**DESCRIPTION OF THE TASK:** Check each line of the records below and collect those that include the word "Heat".
****************************************
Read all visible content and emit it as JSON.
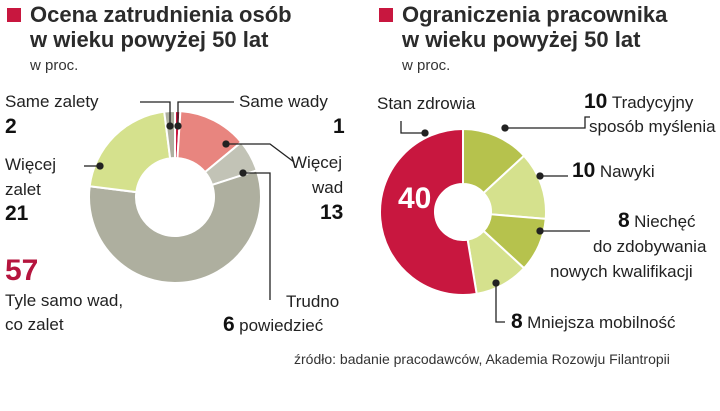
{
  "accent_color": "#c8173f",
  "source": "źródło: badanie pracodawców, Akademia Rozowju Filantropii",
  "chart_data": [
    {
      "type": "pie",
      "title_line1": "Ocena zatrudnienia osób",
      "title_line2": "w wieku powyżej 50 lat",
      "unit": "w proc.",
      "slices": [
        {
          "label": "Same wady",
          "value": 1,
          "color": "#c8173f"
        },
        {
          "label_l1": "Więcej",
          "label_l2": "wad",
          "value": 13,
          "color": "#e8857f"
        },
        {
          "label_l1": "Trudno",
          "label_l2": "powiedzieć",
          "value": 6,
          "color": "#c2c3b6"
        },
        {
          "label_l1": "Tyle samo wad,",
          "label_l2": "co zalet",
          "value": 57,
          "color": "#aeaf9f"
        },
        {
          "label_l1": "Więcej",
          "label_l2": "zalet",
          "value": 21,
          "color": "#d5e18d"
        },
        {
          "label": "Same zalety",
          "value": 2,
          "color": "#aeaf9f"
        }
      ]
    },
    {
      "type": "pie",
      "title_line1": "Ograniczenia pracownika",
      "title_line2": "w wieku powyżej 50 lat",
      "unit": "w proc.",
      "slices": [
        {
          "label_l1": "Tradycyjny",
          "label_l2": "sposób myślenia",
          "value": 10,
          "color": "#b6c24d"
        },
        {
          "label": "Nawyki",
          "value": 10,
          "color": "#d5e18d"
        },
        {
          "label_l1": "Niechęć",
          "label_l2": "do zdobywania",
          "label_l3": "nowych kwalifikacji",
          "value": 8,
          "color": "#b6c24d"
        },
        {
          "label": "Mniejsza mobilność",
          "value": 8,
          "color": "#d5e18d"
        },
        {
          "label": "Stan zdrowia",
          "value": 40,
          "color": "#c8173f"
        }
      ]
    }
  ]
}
****************************************
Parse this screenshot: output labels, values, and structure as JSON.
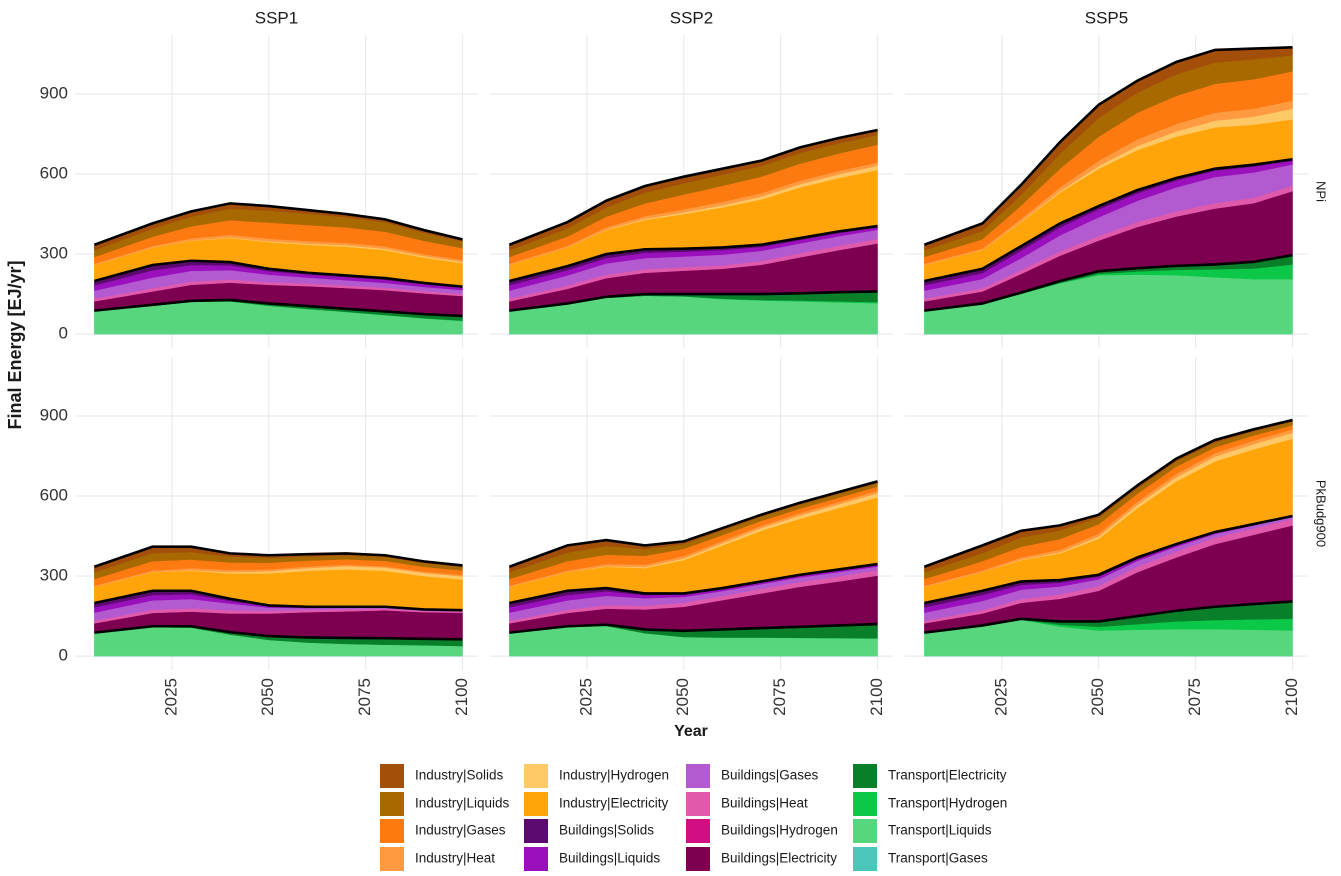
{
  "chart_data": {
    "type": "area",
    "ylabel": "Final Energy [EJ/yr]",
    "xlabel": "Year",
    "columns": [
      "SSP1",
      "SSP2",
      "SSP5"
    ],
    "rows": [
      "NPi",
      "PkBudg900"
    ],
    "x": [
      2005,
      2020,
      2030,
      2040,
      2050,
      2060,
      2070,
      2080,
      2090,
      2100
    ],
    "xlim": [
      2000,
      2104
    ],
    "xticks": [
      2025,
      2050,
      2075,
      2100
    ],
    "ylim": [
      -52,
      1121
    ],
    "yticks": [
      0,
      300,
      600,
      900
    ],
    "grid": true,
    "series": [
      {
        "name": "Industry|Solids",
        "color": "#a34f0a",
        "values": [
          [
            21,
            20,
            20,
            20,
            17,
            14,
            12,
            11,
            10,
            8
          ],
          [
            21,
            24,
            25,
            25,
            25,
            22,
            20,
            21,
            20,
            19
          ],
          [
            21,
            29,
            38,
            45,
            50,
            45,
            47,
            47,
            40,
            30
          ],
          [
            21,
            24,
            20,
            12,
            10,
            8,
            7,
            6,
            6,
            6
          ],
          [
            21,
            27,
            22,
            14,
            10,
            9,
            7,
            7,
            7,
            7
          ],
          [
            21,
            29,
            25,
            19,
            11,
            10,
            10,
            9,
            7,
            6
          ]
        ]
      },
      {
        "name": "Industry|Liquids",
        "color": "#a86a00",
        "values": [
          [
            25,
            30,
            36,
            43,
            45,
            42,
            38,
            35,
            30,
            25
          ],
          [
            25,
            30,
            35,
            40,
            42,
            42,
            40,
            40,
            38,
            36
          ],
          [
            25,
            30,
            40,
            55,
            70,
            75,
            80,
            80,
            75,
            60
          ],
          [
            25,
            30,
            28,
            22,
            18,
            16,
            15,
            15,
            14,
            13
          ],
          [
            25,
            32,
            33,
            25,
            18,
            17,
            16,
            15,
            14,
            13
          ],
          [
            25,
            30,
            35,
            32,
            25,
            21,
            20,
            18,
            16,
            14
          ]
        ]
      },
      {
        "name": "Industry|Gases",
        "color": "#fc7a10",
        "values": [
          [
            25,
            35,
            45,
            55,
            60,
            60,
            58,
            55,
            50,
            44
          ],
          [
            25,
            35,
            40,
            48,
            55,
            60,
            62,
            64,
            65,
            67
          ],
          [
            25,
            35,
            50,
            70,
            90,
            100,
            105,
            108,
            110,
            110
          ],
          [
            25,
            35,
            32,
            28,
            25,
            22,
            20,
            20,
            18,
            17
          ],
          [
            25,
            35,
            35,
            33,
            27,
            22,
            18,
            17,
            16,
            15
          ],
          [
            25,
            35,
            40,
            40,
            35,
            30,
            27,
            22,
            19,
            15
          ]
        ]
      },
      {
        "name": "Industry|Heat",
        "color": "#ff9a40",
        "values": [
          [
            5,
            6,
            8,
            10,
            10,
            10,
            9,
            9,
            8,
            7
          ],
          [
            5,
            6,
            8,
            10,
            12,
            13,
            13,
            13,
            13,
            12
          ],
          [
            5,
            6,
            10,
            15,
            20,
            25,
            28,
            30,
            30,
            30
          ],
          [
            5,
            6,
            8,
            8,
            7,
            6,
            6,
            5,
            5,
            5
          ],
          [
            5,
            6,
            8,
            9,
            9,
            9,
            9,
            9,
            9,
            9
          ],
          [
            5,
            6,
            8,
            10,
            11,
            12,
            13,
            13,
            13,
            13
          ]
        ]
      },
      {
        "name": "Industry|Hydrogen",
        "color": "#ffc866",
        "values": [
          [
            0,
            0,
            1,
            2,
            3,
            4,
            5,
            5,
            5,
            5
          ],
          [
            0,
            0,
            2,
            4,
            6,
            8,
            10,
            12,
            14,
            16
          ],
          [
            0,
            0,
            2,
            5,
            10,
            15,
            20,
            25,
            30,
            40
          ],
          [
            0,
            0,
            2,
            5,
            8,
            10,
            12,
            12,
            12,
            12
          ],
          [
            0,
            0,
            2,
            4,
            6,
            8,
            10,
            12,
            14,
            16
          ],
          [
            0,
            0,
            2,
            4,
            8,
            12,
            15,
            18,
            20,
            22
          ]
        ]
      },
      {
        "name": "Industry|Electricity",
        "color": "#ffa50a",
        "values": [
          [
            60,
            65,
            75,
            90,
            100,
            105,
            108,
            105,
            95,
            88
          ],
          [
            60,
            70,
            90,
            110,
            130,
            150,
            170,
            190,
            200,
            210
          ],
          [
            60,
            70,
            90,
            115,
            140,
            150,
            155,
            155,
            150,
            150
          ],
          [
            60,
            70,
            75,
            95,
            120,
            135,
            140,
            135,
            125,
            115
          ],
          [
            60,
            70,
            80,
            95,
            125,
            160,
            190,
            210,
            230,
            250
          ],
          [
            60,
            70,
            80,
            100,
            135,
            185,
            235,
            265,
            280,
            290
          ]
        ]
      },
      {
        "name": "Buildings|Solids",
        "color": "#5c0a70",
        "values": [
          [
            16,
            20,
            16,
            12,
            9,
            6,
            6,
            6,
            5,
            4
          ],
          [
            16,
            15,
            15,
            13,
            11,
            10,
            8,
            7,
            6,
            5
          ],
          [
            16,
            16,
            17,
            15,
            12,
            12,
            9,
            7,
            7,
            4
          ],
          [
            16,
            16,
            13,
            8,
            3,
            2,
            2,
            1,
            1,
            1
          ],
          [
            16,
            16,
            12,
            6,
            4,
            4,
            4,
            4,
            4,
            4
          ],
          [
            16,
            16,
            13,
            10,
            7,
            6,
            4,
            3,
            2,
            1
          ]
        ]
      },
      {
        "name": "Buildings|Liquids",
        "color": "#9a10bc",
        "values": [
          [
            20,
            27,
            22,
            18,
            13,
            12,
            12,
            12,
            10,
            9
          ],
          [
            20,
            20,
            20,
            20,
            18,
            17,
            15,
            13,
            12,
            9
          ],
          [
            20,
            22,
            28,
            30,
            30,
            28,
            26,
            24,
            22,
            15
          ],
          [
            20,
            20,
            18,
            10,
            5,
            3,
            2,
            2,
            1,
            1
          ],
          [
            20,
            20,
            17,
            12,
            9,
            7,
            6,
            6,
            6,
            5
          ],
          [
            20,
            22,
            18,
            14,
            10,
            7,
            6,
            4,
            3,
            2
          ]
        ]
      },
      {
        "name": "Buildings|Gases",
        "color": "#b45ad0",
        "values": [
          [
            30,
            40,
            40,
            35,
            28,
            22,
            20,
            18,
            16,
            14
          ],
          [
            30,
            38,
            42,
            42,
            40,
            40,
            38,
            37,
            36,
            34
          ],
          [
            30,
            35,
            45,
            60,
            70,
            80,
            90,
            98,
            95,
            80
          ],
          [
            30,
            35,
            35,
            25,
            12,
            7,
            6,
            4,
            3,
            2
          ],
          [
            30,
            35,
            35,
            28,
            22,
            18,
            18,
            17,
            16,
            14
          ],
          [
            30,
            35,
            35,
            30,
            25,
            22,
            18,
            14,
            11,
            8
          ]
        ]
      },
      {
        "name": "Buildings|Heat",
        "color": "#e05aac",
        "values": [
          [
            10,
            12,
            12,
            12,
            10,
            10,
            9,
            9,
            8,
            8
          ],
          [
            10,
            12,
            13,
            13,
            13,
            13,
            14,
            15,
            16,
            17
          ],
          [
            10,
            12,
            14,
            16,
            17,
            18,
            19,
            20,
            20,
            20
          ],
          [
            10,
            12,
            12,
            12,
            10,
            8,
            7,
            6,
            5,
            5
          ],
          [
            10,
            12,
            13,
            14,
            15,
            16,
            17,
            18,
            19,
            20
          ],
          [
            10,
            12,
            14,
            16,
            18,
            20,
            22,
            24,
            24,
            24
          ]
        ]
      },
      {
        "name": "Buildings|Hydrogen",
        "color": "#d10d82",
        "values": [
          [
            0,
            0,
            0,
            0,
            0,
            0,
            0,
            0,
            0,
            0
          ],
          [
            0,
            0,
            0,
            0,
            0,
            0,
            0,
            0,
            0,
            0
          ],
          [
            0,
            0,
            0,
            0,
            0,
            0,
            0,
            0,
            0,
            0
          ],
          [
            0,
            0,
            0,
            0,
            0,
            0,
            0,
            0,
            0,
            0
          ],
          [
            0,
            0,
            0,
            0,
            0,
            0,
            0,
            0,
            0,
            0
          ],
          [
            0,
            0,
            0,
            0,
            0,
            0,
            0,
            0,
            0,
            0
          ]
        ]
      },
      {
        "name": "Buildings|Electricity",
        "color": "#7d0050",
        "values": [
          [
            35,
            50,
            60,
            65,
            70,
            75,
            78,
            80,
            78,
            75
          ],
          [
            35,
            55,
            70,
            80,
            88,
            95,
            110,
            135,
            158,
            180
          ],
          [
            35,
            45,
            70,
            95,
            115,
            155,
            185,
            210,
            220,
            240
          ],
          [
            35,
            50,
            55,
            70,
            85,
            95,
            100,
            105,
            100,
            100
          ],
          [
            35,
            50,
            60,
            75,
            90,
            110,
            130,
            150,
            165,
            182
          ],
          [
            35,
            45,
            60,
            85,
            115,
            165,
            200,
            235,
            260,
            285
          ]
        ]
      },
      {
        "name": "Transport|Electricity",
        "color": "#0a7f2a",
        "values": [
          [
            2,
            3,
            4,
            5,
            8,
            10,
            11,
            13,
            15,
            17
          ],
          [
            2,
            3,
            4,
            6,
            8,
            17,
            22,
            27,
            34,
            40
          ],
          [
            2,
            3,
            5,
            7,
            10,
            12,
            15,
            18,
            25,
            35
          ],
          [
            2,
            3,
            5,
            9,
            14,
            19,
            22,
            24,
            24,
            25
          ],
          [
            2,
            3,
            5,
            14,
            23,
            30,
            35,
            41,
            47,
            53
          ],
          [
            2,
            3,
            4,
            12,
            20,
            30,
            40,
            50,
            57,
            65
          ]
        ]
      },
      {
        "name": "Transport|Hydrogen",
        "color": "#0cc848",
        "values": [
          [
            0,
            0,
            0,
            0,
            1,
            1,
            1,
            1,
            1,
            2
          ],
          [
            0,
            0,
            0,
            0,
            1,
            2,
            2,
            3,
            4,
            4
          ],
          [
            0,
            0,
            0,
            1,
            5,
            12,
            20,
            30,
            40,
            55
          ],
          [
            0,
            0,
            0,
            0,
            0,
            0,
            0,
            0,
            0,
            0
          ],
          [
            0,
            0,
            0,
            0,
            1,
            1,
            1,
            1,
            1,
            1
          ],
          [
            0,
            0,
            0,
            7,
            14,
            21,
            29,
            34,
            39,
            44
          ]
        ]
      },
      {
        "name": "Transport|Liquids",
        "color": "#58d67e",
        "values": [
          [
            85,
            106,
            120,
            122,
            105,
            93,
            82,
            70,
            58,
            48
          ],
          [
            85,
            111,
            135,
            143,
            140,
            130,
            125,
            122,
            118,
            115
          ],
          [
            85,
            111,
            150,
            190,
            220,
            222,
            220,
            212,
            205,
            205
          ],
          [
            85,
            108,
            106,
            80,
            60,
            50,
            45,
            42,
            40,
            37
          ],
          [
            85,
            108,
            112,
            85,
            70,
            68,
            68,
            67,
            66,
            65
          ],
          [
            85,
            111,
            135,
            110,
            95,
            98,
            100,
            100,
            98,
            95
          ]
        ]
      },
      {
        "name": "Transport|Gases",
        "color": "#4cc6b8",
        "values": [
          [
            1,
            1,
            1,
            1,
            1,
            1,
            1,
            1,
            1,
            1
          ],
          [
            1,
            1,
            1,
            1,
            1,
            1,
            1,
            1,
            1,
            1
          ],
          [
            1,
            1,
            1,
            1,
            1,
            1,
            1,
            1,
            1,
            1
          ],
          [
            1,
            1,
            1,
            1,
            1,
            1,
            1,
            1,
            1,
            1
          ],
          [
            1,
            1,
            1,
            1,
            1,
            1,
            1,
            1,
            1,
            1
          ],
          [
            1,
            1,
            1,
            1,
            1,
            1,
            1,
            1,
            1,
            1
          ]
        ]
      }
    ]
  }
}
****************************************
**THE OUTPUT:**
        "name": "Industry|Heat",
        "name": "Buildings|Heat",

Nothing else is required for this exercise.